--- Short task ---
Give every line of the material again, exactly as written.
:: Given entries ::
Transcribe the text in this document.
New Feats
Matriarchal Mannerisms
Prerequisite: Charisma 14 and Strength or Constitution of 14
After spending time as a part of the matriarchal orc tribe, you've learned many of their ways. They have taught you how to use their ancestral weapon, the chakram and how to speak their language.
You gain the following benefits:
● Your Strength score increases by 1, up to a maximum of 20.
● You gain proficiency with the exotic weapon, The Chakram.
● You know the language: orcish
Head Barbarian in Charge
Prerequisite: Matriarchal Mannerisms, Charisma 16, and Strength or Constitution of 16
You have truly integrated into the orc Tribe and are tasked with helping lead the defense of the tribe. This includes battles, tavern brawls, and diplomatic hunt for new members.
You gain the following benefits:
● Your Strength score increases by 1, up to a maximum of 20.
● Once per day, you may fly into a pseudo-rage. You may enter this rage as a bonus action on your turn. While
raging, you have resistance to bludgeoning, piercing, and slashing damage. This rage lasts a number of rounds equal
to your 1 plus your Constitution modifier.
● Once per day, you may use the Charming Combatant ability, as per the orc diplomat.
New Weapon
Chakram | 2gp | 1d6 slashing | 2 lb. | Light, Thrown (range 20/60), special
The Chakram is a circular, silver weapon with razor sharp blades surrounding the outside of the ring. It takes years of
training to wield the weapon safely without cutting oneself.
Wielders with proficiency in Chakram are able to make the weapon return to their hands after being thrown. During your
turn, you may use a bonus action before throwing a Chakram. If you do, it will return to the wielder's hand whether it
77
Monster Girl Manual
:::
--- Result for this exercise ---
Transcribe the text in this document.
New Feats
Matriarchal Mannerisms
Prerequisite: Charisma 14 and Strength or Constitution of 14
After spending time as a part of the matriarchal orc tribe, you've learned many of their ways. They have taught you how to use their ancestral weapon, the chakram and how to speak their language.
You gain the following benefits:
● Your Strength score increases by 1, up to a maximum of 20.
● You gain proficiency with the exotic weapon, The Chakram.
● You know the language: orcish
Head Barbarian in Charge
Prerequisite: Matriarchal Mannerisms, Charisma 16, and Strength or Constitution of 16
You have truly integrated into the orc Tribe and are tasked with helping lead the defense of the tribe. This includes battles, tavern brawls, and diplomatic hunt for new members.
You gain the following benefits:
● Your Strength score increases by 1, up to a maximum of 20.
● Once per day, you may fly into a pseudo-rage. You may enter this rage as a bonus action on your turn. While
raging, you have resistance to bludgeoning, piercing, and slashing damage. This rage lasts a number of rounds equal
to your 1 plus your Constitution modifier.
● Once per day, you may use the Charming Combatant ability, as per the orc diplomat.
New Weapon
Chakram | 2gp | 1d6 slashing | 2 lb. | Light, Thrown (range 20/60), special
The Chakram is a circular, silver weapon with razor sharp blades surrounding the outside of the ring. It takes years of
training to wield the weapon safely without cutting oneself.
Wielders with proficiency in Chakram are able to make the weapon return to their hands after being thrown. During your
turn, you may use a bonus action before throwing a Chakram. If you do, it will return to the wielder's hand whether it
77
Monster Girl Manual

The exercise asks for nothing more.